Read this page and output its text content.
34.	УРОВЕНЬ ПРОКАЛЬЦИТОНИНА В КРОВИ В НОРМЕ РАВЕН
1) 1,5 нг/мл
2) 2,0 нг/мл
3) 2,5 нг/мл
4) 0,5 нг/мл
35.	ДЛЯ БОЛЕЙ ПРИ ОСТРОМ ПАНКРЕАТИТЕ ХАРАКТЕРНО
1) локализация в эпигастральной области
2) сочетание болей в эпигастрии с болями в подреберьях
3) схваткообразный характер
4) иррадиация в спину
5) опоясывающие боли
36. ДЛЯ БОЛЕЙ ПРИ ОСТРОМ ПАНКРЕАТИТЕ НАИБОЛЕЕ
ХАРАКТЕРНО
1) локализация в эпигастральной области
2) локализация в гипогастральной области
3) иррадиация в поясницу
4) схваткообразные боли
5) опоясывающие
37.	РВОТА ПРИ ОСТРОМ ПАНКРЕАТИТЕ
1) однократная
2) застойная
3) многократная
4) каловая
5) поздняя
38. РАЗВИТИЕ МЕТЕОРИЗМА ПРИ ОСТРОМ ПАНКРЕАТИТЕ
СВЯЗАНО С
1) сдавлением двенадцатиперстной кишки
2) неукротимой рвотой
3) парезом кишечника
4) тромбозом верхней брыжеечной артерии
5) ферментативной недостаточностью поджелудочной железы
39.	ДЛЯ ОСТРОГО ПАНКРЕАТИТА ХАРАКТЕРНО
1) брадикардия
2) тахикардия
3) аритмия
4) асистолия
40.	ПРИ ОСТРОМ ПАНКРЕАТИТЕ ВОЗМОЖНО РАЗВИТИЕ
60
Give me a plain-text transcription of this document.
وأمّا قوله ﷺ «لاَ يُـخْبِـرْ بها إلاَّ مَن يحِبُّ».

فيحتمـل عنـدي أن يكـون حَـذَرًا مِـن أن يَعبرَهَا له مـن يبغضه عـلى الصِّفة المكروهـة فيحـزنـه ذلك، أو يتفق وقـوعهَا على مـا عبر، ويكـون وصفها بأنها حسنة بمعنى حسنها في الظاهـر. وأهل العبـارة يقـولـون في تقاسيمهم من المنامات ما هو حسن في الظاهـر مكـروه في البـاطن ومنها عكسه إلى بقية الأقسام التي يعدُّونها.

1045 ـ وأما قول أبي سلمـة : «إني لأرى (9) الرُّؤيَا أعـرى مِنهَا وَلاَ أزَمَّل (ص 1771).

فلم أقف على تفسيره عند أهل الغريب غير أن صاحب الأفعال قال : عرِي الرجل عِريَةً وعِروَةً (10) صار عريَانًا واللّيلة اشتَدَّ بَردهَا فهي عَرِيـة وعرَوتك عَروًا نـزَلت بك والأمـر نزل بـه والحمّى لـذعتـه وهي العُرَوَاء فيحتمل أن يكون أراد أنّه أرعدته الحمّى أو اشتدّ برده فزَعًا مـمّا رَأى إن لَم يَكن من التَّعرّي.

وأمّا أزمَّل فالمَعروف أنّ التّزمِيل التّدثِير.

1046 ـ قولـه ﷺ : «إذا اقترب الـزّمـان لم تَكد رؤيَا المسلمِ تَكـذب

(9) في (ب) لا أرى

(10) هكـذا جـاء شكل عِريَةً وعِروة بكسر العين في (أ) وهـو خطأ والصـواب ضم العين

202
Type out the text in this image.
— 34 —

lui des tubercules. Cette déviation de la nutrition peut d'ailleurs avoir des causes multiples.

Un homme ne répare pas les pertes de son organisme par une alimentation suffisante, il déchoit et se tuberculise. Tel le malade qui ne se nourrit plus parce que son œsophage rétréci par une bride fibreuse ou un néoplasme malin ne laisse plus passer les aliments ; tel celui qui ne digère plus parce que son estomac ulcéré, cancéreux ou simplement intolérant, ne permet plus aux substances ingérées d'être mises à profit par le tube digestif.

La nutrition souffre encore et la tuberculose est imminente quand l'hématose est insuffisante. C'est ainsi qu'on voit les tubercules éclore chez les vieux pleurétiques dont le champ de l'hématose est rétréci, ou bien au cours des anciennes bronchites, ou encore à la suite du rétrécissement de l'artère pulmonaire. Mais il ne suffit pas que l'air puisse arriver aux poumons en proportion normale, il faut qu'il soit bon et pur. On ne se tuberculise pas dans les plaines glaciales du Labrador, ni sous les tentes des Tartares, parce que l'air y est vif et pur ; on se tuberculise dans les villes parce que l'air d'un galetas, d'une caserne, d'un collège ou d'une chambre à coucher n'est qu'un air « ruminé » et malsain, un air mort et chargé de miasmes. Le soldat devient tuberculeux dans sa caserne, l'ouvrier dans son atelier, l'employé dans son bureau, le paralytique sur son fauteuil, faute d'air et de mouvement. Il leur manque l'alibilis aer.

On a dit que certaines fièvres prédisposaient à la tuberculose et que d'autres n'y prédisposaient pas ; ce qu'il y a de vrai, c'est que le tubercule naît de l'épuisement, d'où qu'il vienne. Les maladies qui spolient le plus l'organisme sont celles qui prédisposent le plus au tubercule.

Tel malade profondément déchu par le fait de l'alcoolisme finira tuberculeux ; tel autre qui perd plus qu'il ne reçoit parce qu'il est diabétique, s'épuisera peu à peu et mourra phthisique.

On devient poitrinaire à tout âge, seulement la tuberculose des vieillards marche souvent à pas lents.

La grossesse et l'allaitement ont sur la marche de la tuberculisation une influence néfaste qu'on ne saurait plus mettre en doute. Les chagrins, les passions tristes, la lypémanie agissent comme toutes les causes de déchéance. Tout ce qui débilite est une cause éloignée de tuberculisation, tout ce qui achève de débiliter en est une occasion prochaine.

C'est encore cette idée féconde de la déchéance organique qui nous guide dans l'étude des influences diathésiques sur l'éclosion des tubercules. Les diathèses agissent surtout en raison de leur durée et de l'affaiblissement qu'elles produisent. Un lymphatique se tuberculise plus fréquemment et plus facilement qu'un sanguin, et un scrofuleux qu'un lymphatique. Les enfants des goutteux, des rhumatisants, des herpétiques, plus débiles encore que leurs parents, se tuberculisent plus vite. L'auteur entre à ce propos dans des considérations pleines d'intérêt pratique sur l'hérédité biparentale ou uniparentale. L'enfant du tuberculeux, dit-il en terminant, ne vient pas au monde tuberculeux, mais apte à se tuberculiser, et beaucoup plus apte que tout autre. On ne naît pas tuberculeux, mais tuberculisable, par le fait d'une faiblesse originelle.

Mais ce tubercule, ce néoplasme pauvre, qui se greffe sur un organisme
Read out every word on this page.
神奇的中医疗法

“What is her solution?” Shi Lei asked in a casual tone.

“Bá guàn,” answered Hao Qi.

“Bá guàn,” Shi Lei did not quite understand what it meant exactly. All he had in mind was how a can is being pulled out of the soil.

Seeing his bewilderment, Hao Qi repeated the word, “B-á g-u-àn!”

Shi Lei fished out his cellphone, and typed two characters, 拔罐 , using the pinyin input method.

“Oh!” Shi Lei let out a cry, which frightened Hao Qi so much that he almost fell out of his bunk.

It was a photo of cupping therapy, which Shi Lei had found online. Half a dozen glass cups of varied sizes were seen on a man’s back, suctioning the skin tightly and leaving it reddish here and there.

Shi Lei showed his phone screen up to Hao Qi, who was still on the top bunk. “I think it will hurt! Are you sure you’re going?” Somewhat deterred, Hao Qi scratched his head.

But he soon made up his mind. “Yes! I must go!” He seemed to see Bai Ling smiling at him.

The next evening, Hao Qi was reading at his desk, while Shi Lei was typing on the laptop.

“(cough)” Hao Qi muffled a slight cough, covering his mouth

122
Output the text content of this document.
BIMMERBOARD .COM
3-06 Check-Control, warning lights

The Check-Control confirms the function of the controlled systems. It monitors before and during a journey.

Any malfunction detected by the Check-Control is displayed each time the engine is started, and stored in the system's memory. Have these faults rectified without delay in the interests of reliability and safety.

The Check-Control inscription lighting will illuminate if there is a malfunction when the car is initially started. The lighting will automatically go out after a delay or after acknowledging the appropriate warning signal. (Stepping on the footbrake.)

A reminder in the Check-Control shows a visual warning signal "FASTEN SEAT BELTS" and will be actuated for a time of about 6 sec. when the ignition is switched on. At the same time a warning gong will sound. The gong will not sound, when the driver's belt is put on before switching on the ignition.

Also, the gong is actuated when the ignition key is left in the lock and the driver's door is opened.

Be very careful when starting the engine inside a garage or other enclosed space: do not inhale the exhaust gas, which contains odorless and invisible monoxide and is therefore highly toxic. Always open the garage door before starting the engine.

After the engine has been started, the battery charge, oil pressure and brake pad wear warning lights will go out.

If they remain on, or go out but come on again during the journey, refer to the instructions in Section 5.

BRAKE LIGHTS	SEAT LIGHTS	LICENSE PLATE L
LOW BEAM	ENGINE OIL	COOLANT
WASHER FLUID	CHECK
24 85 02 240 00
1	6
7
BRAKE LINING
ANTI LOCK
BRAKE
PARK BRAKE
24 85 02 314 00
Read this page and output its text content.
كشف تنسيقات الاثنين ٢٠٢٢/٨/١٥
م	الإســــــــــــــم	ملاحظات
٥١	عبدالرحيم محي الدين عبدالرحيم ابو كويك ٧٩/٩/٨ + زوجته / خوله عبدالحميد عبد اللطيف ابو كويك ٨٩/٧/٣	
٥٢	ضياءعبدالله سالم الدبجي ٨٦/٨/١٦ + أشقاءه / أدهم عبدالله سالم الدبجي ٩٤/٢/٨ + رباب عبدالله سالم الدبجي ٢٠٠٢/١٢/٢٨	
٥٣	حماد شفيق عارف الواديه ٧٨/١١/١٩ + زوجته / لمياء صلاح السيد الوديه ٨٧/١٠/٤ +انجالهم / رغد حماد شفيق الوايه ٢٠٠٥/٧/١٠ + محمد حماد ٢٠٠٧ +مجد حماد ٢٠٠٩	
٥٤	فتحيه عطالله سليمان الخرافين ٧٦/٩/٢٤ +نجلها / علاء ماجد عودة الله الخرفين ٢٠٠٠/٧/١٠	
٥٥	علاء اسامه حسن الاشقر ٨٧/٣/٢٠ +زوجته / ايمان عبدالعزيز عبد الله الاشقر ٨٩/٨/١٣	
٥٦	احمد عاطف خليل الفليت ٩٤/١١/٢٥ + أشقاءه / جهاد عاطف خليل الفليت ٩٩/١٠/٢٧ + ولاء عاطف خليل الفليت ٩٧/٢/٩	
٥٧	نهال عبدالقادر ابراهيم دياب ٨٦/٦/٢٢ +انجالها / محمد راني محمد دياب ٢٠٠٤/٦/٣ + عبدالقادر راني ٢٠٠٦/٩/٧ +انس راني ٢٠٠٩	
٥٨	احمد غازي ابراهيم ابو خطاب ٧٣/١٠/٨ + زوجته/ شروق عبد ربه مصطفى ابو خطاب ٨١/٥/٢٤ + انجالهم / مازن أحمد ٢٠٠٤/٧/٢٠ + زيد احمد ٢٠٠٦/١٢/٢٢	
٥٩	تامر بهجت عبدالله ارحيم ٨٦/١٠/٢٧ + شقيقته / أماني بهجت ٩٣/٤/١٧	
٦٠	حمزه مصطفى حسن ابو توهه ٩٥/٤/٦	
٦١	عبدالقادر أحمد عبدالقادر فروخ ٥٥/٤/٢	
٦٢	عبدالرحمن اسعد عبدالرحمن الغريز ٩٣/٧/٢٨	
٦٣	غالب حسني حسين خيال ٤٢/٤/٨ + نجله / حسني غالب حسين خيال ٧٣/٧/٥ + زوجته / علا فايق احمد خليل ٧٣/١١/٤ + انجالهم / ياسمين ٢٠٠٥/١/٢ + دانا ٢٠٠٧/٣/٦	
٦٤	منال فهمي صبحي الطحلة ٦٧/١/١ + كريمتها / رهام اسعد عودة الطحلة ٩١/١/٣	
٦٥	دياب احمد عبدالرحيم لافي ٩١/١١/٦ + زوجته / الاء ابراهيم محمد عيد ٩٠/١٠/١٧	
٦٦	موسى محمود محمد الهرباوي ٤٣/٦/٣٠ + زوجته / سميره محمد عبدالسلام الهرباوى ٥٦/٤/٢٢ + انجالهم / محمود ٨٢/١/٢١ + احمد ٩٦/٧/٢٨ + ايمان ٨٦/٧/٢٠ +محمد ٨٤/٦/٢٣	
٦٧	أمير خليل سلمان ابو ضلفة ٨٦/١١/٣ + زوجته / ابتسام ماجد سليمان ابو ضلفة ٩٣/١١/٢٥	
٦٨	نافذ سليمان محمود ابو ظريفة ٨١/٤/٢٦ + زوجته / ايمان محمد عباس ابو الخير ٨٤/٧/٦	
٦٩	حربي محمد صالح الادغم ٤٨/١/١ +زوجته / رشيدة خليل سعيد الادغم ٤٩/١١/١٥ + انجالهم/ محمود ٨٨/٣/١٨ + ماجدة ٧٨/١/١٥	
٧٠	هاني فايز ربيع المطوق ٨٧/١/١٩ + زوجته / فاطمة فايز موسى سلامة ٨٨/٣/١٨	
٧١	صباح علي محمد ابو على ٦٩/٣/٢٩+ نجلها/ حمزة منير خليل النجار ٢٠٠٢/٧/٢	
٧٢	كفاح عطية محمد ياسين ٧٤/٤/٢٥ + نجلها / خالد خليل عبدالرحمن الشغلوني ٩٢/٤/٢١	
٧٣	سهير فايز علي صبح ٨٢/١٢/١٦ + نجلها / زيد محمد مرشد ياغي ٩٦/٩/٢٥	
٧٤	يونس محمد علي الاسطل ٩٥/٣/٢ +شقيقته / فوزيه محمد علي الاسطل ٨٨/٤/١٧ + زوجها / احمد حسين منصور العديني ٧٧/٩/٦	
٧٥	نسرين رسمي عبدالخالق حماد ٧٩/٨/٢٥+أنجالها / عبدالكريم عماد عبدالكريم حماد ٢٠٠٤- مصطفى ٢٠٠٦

==*==

Pick out the lines that have the word "عبدالرحيم". Copy them all.

## [Full response]
٥١	عبدالرحيم محي الدين عبدالرحيم ابو كويك ٧٩/٩/٨ + زوجته / خوله عبدالحميد عبد اللطيف ابو كويك ٨٩/٧/٣	
٦٥	دياب احمد عبدالرحيم لافي ٩١/١١/٦ + زوجته / الاء ابراهيم محمد عيد ٩٠/١٠/١٧	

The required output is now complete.